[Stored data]

* start *

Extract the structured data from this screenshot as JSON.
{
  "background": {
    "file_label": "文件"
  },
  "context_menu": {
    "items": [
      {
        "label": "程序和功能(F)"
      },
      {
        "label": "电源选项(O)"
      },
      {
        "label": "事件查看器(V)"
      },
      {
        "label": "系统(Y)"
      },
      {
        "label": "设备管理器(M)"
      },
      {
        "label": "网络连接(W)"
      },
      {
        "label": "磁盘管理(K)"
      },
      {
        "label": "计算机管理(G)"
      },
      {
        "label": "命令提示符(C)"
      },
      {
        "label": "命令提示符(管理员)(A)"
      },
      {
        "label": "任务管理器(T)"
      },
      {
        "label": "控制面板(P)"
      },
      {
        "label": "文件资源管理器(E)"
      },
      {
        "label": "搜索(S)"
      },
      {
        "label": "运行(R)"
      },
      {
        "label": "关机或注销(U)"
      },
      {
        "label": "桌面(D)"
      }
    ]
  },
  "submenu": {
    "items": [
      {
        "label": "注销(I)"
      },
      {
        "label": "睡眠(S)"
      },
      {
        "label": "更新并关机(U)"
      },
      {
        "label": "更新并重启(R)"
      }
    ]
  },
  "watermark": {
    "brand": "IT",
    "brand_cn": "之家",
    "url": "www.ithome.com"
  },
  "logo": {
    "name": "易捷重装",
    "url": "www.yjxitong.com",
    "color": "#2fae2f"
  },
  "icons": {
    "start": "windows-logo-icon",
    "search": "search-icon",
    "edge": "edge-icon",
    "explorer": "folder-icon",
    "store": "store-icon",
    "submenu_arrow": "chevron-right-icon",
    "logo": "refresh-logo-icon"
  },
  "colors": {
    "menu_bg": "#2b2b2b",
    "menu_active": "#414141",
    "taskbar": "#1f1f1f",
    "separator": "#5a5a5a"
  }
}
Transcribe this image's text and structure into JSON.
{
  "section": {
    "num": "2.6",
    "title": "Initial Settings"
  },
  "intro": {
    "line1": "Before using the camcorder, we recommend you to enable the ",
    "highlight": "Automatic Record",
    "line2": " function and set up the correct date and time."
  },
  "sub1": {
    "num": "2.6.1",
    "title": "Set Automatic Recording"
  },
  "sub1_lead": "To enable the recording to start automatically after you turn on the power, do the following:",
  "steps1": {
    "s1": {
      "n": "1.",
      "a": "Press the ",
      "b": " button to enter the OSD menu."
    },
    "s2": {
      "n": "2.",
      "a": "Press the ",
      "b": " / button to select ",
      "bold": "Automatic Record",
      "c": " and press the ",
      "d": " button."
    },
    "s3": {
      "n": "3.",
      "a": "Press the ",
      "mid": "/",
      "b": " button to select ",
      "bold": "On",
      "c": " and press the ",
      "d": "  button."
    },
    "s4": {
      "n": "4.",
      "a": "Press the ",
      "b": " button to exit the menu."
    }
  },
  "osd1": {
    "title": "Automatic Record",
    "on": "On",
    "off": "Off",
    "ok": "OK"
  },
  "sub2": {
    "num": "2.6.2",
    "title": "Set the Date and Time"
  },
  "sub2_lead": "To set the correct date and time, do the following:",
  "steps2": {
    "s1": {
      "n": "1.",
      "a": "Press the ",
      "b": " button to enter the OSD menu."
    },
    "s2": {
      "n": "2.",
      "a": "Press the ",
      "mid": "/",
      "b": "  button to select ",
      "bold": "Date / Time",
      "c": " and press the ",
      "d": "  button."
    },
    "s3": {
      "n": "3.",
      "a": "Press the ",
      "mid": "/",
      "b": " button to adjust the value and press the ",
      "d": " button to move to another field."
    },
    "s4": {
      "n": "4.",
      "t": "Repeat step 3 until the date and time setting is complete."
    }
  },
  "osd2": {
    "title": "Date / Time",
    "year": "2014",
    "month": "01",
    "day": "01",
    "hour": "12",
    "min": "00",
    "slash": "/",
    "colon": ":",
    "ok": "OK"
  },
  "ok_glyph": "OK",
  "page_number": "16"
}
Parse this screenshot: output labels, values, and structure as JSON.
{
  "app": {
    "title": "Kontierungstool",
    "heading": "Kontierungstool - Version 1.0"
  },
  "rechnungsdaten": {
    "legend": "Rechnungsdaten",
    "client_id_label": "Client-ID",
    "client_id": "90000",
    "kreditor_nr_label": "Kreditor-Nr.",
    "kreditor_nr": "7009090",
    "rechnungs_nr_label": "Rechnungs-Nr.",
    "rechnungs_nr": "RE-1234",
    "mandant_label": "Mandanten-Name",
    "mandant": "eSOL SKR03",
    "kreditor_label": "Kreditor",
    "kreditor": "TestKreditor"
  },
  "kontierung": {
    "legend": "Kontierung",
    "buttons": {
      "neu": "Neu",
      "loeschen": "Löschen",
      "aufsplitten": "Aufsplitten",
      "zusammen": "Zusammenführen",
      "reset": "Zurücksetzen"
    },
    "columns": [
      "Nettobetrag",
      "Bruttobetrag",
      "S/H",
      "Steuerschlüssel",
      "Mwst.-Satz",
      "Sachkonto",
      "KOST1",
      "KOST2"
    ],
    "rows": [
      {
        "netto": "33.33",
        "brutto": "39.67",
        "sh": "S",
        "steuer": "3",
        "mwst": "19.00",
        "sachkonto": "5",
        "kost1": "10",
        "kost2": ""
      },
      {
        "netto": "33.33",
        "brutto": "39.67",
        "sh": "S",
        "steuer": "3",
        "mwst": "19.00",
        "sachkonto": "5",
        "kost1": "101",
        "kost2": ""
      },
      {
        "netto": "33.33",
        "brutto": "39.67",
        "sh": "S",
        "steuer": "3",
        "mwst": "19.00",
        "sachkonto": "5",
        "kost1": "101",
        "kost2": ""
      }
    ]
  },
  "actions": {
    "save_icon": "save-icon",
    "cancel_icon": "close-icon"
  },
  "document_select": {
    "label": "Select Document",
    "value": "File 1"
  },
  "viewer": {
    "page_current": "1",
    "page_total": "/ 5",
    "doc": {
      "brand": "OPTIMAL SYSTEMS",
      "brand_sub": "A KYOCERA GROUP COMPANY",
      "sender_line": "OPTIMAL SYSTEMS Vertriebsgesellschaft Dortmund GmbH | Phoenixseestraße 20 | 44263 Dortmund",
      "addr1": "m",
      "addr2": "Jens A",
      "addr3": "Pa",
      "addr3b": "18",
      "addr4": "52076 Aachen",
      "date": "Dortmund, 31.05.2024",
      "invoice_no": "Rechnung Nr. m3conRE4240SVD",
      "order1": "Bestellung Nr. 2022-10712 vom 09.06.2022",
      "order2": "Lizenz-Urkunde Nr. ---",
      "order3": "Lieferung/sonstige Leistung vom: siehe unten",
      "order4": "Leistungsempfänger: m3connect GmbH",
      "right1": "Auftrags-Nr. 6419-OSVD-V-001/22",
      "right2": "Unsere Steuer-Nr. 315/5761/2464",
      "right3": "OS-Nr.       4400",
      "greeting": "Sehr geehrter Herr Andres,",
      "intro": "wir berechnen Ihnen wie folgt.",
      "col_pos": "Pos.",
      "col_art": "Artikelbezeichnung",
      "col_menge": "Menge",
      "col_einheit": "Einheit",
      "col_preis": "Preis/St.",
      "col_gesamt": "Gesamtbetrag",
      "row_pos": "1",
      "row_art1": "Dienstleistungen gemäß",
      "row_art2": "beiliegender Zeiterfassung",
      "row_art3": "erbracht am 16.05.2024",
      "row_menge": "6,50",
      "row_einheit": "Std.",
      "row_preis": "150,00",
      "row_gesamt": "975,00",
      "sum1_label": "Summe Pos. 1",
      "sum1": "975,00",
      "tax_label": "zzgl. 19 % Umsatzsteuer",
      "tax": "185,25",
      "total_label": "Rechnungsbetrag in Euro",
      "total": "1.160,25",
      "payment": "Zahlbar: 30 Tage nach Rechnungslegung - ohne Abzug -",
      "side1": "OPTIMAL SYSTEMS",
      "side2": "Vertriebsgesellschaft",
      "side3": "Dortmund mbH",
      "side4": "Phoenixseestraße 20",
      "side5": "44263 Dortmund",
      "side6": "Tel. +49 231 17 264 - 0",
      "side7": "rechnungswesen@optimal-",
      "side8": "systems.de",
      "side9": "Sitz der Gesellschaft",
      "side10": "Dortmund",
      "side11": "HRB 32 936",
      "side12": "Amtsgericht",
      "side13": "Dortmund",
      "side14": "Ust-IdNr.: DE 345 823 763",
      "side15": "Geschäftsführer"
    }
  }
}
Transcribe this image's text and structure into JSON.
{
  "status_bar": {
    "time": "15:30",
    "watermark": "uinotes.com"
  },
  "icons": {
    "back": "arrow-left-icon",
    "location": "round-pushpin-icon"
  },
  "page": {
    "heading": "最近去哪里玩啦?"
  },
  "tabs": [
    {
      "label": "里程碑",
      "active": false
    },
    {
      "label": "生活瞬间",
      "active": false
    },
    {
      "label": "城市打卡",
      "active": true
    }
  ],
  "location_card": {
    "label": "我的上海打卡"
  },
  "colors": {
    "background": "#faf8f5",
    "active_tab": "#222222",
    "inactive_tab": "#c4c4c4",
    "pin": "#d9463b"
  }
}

* end *

What is required:
Filter the listing for the word "screenshot" and copy every line that holds it.

The reply:
Extract the structured data from this screenshot as JSON.
Parse this screenshot: output labels, values, and structure as JSON.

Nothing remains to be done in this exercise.